- **Text shown**:

DevHome Future (was Re: [ZWeb] FYI: Back to the past)
Jeffrey P Shell
jeffrey@cuemedia.com
Thu, 20 Feb 2003 11:57:59 -0700
I'm especially interested in reigning in the Projects/Fishbowl area
into something truely usable. I've been trying to keep the Zope 2.6
and 2.7 project wikis up to date as I spot information that should go
in them, even though I'm not involved with the actual projects much, in
an effort to make the project area more trustworthy (ie - so people
curious about the status of Zope 2.6.xbx and when a final release is
due might actually find that information, if it exists at all;).
Are there any plans for revamping the Fishbowl? I'd like to see the
proposals page(s) move away from being a wiki. I think that Proposal
can be a specialized CMF Document, with the ability to comment (since a
proposal is also, essentially, a request for comments). They would
have a different workflow (ie "Technical Review State", "Awaiting
Resources State") similar to the ad-hoc wikibadges used now, but with
more meaning and (hopefully) greater enforcement. Proposals might have
extra meta/header data similar to PEP's (ie - expected zope version,
"replaces", etc). Local Roles or other permission settings can be used
to allow a degree of collaboration that the proposal's author is
comfortable with. I think this will yield a fishbowl that is easier to
keep clean, again giving it some degree of trust.
For proposals which are accepted and become a part of the Zope core, or
are other types of ongoing Zope related projects (like ZODB), we could
continue with the model we have now where a Project is essentially
given a Wiki, collector, or whatever the project leader is comfortable
with using for collaboration during the lifetime of the project. I
imagine many accepted proposals won't require becoming projects, and
that Projects will tend to be large-scale things to collaborate Zope
releases or site rebuilds :). Projects may even elect to maintain
their own proposals within the scope of that project.
Comments relating to the latest designs follow:
On Thursday, February 20, 2003, at 06:51 AM, Paul Everitt wrote:
>
> Howdy. Sidnei and I were on IRC a while today, going through some of
> the points brought up so far.

- **Instructions for the task**: Reproduce the Fishbowl post word for word, from "For proposals which" up to and including "brought up so far.".

- **Extracted material**:
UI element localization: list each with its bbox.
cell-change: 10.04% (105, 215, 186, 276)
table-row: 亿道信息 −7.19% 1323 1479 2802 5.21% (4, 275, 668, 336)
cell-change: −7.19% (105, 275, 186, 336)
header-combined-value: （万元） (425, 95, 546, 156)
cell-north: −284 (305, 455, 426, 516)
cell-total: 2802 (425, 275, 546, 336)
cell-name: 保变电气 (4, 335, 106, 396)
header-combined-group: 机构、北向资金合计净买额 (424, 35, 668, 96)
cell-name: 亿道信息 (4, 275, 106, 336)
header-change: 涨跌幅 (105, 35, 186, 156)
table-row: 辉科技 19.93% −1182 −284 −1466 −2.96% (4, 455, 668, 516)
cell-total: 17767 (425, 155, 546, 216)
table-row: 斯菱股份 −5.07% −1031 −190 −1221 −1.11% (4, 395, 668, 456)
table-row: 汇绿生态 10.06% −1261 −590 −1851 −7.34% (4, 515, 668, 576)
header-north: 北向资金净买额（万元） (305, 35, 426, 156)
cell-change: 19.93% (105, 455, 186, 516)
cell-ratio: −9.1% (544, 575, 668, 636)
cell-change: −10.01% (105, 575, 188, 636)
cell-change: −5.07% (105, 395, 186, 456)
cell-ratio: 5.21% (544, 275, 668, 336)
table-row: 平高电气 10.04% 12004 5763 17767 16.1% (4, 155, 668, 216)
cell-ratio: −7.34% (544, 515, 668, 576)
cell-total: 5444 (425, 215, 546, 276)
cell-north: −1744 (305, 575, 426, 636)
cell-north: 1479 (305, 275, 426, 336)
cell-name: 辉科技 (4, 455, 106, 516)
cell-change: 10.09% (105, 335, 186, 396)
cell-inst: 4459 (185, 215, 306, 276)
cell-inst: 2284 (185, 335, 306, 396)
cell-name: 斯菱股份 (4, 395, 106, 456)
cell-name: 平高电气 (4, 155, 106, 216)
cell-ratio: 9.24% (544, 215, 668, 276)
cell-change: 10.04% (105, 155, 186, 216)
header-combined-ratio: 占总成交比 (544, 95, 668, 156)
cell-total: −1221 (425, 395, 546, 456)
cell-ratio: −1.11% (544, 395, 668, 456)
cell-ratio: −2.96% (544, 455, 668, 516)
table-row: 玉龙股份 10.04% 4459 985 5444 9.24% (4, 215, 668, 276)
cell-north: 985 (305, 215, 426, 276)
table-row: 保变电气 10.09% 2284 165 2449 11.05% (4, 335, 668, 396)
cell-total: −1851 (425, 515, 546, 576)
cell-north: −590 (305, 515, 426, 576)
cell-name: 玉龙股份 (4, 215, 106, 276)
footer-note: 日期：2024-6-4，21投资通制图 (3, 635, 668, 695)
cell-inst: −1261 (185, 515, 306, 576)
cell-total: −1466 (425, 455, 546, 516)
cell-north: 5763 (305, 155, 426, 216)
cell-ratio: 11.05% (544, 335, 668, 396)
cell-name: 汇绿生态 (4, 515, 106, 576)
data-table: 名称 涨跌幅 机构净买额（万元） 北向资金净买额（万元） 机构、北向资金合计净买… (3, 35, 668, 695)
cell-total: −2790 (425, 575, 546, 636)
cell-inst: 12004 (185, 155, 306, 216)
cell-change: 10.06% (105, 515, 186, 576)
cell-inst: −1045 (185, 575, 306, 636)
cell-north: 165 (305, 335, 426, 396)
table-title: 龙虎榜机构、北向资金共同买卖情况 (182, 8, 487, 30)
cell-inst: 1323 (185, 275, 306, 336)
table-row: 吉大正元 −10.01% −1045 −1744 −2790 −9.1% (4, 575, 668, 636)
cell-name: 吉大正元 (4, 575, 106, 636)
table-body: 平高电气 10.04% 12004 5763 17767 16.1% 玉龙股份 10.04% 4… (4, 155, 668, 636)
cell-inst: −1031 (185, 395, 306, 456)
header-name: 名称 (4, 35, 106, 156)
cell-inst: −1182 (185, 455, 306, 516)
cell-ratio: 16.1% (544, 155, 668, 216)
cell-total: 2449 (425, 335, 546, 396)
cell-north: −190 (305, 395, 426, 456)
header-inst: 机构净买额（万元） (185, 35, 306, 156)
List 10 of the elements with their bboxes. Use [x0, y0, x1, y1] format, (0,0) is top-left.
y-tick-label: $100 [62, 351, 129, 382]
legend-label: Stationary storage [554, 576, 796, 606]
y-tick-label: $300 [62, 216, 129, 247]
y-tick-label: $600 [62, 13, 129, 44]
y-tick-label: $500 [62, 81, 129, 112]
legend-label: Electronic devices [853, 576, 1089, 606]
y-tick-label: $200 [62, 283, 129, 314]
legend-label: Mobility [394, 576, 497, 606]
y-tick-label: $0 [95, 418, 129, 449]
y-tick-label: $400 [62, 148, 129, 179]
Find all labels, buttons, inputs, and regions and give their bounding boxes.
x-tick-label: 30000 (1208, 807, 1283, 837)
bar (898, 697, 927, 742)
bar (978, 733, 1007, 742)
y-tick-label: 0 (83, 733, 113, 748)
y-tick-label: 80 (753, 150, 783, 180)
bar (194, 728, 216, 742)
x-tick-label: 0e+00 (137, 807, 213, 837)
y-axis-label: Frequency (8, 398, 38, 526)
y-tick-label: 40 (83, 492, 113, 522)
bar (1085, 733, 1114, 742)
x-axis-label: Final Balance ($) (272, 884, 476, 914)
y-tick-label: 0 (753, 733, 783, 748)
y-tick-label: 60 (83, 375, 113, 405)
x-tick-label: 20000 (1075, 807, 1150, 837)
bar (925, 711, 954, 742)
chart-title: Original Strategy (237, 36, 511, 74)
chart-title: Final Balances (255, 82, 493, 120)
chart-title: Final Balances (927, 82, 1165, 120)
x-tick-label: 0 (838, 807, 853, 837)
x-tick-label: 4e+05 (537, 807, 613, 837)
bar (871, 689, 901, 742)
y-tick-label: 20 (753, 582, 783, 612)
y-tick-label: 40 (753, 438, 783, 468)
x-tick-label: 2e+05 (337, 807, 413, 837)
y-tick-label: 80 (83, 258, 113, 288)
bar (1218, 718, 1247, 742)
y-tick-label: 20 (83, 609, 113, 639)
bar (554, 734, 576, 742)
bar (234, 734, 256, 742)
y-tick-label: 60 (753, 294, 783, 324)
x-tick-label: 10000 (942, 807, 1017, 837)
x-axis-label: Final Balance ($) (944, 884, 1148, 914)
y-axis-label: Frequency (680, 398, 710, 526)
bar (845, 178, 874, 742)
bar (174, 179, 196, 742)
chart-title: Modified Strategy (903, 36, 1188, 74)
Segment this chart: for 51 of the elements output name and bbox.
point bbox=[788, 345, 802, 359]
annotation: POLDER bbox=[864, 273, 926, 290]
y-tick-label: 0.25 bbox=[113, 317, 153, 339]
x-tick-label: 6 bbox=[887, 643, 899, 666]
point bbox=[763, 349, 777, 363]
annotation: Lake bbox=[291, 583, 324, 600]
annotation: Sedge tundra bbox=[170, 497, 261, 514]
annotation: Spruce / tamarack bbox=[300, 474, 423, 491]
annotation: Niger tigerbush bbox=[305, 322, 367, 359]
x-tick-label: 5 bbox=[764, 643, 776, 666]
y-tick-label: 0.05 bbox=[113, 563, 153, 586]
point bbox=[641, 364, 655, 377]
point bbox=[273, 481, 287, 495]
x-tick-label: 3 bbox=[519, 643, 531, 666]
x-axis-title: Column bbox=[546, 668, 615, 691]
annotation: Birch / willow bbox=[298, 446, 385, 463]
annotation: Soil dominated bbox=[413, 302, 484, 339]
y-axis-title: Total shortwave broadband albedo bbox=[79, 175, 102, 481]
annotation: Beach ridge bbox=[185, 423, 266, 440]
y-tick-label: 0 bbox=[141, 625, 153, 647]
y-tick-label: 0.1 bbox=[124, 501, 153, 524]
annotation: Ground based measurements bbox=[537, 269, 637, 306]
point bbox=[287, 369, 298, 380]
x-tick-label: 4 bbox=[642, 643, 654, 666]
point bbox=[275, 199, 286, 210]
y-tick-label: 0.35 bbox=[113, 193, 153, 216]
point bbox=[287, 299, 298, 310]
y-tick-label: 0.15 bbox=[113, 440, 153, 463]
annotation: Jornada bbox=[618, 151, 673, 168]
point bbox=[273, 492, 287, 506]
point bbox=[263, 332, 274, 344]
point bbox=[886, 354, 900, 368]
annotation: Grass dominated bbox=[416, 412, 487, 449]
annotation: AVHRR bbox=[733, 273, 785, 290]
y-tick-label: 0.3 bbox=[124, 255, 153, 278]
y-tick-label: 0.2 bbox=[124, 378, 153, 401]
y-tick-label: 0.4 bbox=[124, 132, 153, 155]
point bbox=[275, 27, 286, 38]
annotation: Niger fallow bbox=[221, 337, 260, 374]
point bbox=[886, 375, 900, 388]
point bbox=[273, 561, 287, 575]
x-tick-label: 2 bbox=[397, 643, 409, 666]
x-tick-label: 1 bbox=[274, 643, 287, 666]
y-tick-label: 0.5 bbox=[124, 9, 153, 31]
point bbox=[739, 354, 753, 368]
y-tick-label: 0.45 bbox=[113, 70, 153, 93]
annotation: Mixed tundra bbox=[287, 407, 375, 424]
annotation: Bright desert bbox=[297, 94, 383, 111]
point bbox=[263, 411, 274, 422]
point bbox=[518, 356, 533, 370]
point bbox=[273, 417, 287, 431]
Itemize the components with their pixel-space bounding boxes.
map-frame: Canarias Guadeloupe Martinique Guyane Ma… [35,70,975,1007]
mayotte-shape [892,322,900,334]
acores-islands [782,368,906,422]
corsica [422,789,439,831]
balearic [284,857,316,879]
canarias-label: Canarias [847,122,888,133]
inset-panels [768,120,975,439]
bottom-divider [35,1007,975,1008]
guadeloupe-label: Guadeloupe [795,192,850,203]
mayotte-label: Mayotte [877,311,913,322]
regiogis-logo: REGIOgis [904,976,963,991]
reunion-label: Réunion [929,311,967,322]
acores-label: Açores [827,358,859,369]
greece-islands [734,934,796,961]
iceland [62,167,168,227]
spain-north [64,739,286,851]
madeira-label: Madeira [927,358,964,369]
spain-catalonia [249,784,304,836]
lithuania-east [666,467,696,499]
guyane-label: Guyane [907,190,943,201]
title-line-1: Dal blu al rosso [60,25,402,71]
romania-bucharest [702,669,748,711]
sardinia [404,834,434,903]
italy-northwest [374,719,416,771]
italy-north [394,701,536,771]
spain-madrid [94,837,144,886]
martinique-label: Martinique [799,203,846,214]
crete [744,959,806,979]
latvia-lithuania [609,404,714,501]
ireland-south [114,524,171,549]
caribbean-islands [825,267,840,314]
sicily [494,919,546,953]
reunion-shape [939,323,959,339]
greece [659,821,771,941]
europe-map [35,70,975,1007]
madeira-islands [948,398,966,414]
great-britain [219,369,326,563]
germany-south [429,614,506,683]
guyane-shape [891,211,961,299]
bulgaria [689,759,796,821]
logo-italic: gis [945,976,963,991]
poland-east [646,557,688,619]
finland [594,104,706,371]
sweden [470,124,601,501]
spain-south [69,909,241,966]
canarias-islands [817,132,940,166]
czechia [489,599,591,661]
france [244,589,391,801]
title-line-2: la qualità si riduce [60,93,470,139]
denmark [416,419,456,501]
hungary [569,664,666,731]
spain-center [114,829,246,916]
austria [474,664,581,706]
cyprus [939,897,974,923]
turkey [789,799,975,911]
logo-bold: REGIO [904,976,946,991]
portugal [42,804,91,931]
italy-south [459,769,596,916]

- **Answer section**:
For proposals which are accepted and become a part of the Zope core, or
are other types of ongoing Zope related projects (like ZODB), we could
continue with the model we have now where a Project is essentially
given a Wiki, collector, or whatever the project leader is comfortable
with using for collaboration during the lifetime of the project. I
imagine many accepted proposals won't require becoming projects, and
that Projects will tend to be large-scale things to collaborate Zope
releases or site rebuilds :). Projects may even elect to maintain
their own proposals within the scope of that project.
Comments relating to the latest designs follow:
On Thursday, February 20, 2003, at 06:51 AM, Paul Everitt wrote:
>
> Howdy. Sidnei and I were on IRC a while today, going through some of
> the points brought up so far.